(Entries with figure data)

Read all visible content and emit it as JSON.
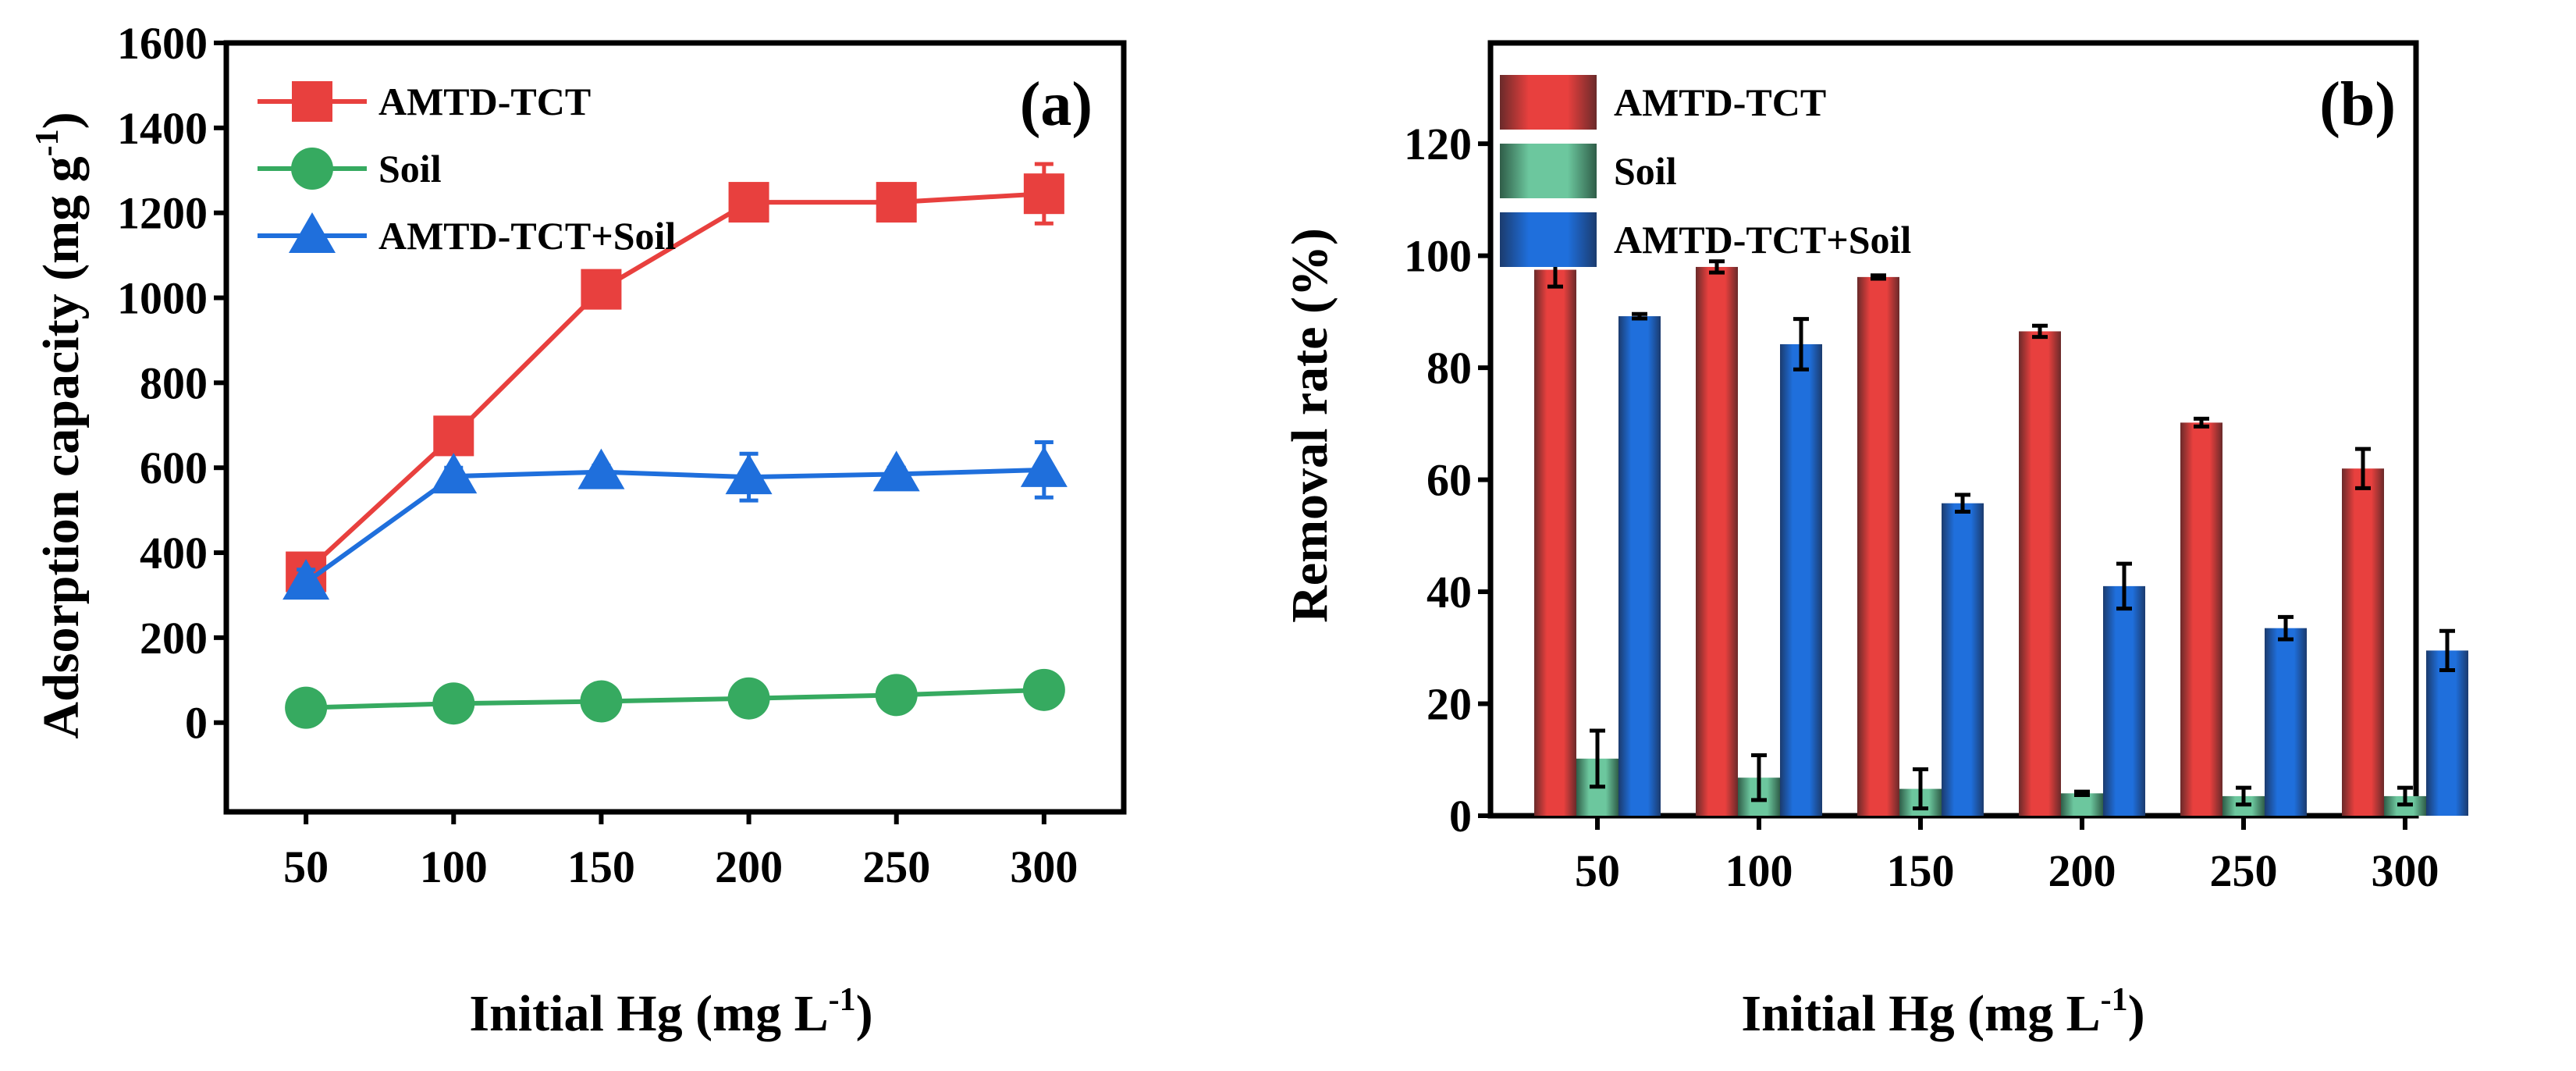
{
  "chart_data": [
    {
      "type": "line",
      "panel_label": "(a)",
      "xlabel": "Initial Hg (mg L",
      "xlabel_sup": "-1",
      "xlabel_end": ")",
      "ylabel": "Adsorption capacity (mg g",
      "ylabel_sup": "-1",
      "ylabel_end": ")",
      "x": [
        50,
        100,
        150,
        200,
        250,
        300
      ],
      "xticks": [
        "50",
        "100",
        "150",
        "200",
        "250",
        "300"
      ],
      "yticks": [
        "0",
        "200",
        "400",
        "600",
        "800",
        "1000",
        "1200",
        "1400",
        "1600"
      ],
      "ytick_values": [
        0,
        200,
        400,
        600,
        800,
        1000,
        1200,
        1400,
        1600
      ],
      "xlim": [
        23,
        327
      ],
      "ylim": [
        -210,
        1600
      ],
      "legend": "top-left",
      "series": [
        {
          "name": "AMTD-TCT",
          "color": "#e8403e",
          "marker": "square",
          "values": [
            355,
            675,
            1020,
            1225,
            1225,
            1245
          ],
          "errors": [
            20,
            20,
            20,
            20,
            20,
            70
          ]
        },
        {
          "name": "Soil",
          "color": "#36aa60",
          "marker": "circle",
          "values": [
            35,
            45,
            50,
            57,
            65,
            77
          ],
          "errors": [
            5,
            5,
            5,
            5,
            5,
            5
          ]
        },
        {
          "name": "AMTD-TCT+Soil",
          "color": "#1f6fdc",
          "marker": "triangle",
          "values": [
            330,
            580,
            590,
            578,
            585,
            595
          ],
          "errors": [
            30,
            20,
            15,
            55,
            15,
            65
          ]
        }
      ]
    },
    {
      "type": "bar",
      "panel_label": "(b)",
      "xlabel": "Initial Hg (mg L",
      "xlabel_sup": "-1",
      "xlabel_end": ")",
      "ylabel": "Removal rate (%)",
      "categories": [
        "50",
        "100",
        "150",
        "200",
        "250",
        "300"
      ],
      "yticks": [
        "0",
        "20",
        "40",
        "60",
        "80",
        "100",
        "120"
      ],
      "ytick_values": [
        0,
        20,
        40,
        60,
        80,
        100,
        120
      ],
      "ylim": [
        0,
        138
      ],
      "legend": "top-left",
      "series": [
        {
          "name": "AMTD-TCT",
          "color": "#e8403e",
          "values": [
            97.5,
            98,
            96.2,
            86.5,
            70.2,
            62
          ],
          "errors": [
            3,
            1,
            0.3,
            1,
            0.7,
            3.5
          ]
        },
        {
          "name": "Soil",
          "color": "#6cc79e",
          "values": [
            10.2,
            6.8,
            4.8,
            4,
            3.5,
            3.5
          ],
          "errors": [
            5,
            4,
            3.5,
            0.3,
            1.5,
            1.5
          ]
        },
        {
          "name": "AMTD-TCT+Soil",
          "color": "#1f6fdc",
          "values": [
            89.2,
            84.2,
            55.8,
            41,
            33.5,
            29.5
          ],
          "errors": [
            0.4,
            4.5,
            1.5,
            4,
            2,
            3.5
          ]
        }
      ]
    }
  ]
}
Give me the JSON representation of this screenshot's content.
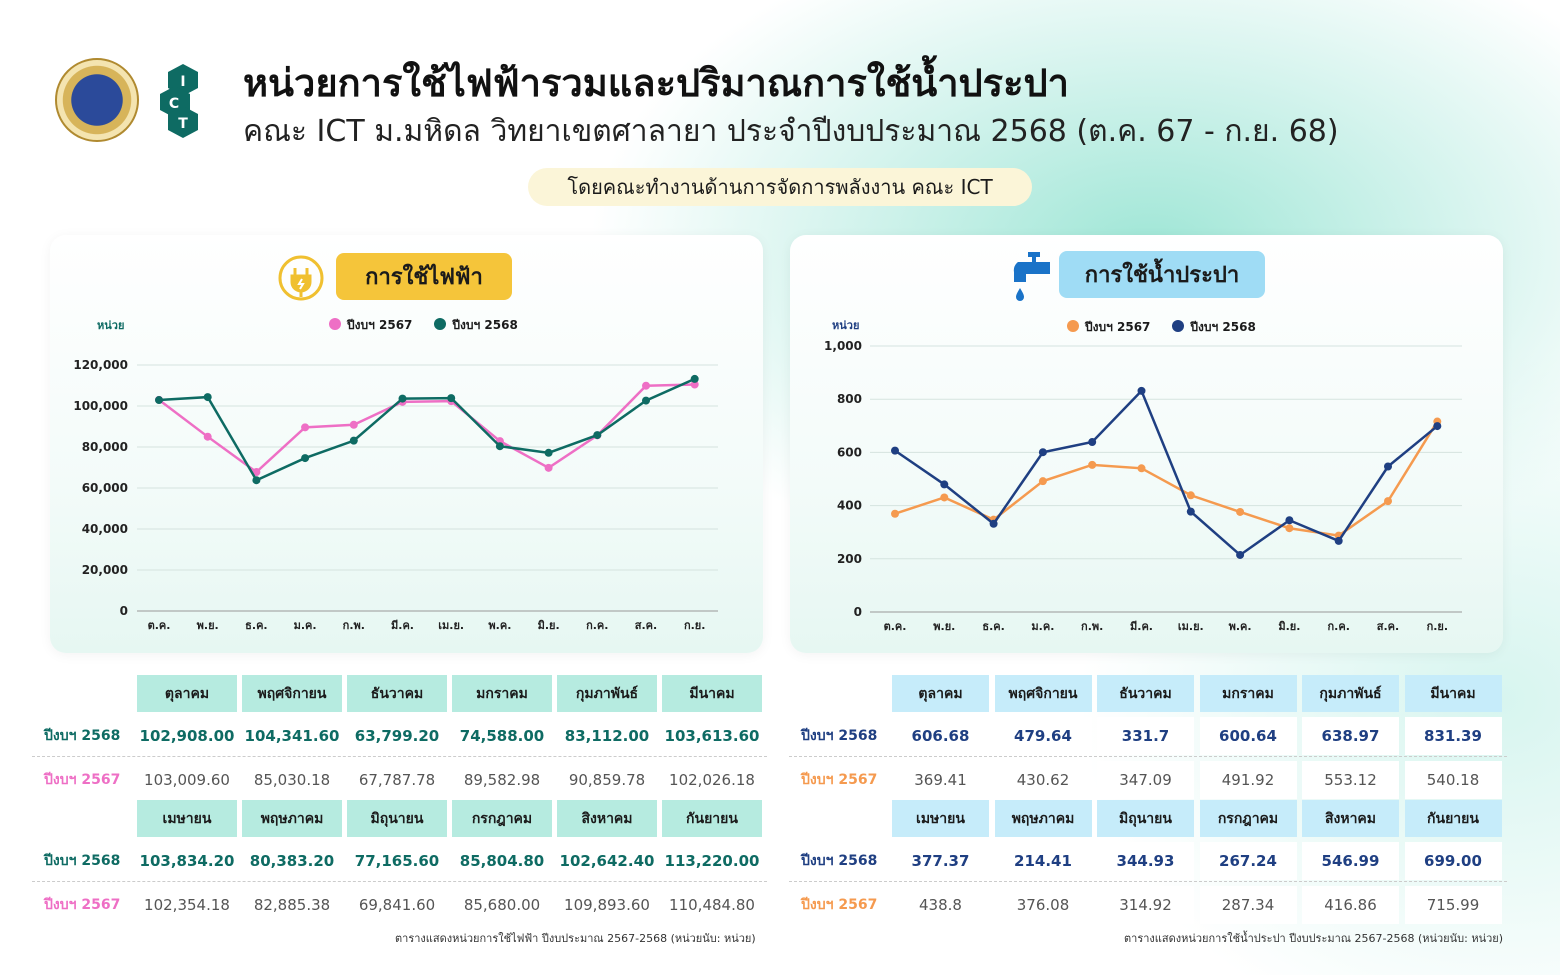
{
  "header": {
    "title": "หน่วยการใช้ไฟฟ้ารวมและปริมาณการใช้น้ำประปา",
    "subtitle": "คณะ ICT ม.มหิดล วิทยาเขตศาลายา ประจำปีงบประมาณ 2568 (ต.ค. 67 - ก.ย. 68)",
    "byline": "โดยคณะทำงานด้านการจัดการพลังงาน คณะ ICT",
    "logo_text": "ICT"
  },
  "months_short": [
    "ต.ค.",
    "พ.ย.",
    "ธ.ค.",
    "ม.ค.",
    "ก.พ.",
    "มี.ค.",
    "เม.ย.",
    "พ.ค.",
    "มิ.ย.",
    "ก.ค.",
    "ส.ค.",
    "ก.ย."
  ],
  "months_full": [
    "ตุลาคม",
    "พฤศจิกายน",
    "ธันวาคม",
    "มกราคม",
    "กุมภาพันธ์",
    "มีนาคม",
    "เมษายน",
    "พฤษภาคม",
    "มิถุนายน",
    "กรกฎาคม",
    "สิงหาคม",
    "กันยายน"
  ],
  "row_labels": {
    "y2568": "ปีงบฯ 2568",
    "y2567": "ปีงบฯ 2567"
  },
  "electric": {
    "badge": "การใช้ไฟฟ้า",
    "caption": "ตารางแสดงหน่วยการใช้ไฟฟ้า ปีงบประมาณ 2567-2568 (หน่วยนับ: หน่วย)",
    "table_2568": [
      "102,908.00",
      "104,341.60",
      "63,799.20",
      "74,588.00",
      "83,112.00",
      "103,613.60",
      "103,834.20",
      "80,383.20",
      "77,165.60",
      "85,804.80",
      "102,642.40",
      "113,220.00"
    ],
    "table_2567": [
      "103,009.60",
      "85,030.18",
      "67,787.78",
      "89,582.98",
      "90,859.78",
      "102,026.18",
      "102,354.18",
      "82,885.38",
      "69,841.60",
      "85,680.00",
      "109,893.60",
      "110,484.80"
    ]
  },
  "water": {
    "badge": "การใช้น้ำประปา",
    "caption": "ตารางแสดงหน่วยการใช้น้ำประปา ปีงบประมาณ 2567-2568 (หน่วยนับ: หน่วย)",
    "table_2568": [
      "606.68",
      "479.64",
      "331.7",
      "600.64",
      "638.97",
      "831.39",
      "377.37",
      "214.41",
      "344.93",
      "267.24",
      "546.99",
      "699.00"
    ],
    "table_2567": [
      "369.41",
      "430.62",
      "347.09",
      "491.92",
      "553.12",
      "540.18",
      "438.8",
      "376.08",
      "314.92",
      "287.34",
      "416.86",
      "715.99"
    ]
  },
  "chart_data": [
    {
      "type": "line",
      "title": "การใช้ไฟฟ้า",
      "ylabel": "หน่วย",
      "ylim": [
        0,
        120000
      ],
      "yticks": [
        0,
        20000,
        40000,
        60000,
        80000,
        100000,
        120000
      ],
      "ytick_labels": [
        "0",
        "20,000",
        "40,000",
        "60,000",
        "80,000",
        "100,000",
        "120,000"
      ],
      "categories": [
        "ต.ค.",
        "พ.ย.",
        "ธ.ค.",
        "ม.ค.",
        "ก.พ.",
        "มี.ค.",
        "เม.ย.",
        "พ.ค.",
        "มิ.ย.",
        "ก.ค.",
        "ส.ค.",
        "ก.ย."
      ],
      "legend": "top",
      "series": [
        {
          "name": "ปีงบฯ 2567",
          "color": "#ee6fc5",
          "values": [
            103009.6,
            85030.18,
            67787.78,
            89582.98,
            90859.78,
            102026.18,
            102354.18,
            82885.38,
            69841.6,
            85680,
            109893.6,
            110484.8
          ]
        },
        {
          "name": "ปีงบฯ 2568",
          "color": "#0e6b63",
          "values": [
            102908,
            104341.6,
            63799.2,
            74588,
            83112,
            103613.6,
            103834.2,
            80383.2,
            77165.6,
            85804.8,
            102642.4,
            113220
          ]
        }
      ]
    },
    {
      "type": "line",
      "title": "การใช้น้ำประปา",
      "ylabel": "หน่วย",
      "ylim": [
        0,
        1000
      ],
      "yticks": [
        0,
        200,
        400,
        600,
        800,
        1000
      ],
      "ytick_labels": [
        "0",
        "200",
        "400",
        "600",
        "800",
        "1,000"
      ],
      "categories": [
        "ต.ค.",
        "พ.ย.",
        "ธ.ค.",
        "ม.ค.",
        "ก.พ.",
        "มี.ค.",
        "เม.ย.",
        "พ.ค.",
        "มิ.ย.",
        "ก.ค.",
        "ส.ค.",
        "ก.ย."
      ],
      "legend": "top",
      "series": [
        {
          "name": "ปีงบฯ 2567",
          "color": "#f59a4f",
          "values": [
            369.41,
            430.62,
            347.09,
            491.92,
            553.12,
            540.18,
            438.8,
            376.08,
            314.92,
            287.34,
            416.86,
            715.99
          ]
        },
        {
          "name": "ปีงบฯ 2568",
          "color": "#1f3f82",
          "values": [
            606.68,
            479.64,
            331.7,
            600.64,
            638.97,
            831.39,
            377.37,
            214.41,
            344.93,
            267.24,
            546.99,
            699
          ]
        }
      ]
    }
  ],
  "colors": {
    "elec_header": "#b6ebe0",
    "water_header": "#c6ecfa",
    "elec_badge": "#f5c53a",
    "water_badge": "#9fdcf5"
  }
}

### Problem details
Compute how many lines include the string "งบประมาณ", then give that number by itself.

### The result
3